WRITTEN REQUEST:
Write out, precisely and in full, each line of the material.

(Extracted records)
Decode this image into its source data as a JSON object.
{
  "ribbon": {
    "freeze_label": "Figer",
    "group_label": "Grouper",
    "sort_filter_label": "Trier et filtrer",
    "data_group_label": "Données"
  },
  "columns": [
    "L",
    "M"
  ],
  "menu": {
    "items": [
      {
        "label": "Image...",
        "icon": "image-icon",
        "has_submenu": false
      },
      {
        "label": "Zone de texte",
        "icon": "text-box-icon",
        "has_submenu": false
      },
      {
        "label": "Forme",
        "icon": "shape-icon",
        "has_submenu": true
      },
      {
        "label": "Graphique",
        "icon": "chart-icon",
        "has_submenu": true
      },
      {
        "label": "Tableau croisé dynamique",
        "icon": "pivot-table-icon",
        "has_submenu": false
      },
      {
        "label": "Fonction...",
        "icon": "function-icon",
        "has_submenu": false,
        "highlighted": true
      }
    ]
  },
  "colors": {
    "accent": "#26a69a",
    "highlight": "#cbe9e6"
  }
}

REPLY TO THE TASK:
Decode this image into its source data as a JSON object.
{
  "ribbon": {
    "freeze_label": "Figer",
    "group_label": "Grouper",
    "sort_filter_label": "Trier et filtrer",
    "data_group_label": "Données"
  },
  "columns": [
    "L",
    "M"
  ],
  "menu": {
    "items": [
      {
        "label": "Image...",
        "icon": "image-icon",
        "has_submenu": false
      },
      {
        "label": "Zone de texte",
        "icon": "text-box-icon",
        "has_submenu": false
      },
      {
        "label": "Forme",
        "icon": "shape-icon",
        "has_submenu": true
      },
      {
        "label": "Graphique",
        "icon": "chart-icon",
        "has_submenu": true
      },
      {
        "label": "Tableau croisé dynamique",
        "icon": "pivot-table-icon",
        "has_submenu": false
      },
      {
        "label": "Fonction...",
        "icon": "function-icon",
        "has_submenu": false,
        "highlighted": true
      }
    ]
  },
  "colors": {
    "accent": "#26a69a",
    "highlight": "#cbe9e6"
  }
}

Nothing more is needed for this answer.